→ **Dataset content**
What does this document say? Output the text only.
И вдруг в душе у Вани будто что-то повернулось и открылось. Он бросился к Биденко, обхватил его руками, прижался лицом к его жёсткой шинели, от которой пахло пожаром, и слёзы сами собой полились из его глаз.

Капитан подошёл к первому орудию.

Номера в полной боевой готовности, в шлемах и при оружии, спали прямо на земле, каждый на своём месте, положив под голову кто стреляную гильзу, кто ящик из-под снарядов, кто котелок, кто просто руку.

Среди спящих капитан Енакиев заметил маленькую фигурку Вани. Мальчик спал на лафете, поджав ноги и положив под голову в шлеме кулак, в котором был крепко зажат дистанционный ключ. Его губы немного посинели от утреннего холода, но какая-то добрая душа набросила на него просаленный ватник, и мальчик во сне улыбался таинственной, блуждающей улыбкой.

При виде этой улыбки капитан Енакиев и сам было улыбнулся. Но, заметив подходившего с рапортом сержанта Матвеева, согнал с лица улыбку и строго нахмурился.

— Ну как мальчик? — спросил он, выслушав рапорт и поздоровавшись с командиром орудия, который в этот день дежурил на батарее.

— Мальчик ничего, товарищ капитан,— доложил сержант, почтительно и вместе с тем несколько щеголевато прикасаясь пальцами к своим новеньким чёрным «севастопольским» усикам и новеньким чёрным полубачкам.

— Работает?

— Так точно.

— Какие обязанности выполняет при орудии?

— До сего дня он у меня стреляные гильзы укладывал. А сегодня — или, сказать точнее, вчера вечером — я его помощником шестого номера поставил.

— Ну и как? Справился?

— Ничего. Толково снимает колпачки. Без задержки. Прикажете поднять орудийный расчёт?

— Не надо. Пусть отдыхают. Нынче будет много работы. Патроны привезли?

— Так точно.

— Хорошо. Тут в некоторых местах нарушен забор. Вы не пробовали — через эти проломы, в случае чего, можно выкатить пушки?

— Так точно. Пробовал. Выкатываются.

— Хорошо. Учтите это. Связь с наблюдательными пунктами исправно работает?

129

→ **Task goal**
Give the listing again, word for word.

→ **Response to this task**
What does this document say? Output the text only.
И вдруг в душе у Вани будто что-то повернулось и открылось. Он бросился к Биденко, обхватил его руками, прижался лицом к его жёсткой шинели, от которой пахло пожаром, и слёзы сами собой полились из его глаз.

Капитан подошёл к первому орудию.

Номера в полной боевой готовности, в шлемах и при оружии, спали прямо на земле, каждый на своём месте, положив под голову кто стреляную гильзу, кто ящик из-под снарядов, кто котелок, кто просто руку.

Среди спящих капитан Енакиев заметил маленькую фигурку Вани. Мальчик спал на лафете, поджав ноги и положив под голову в шлеме кулак, в котором был крепко зажат дистанционный ключ. Его губы немного посинели от утреннего холода, но какая-то добрая душа набросила на него просаленный ватник, и мальчик во сне улыбался таинственной, блуждающей улыбкой.

При виде этой улыбки капитан Енакиев и сам было улыбнулся. Но, заметив подходившего с рапортом сержанта Матвеева, согнал с лица улыбку и строго нахмурился.

— Ну как мальчик? — спросил он, выслушав рапорт и поздоровавшись с командиром орудия, который в этот день дежурил на батарее.

— Мальчик ничего, товарищ капитан,— доложил сержант, почтительно и вместе с тем несколько щеголевато прикасаясь пальцами к своим новеньким чёрным «севастопольским» усикам и новеньким чёрным полубачкам.

— Работает?

— Так точно.

— Какие обязанности выполняет при орудии?

— До сего дня он у меня стреляные гильзы укладывал. А сегодня — или, сказать точнее, вчера вечером — я его помощником шестого номера поставил.

— Ну и как? Справился?

— Ничего. Толково снимает колпачки. Без задержки. Прикажете поднять орудийный расчёт?

— Не надо. Пусть отдыхают. Нынче будет много работы. Патроны привезли?

— Так точно.

— Хорошо. Тут в некоторых местах нарушен забор. Вы не пробовали — через эти проломы, в случае чего, можно выкатить пушки?

— Так точно. Пробовал. Выкатываются.

— Хорошо. Учтите это. Связь с наблюдательными пунктами исправно работает?

129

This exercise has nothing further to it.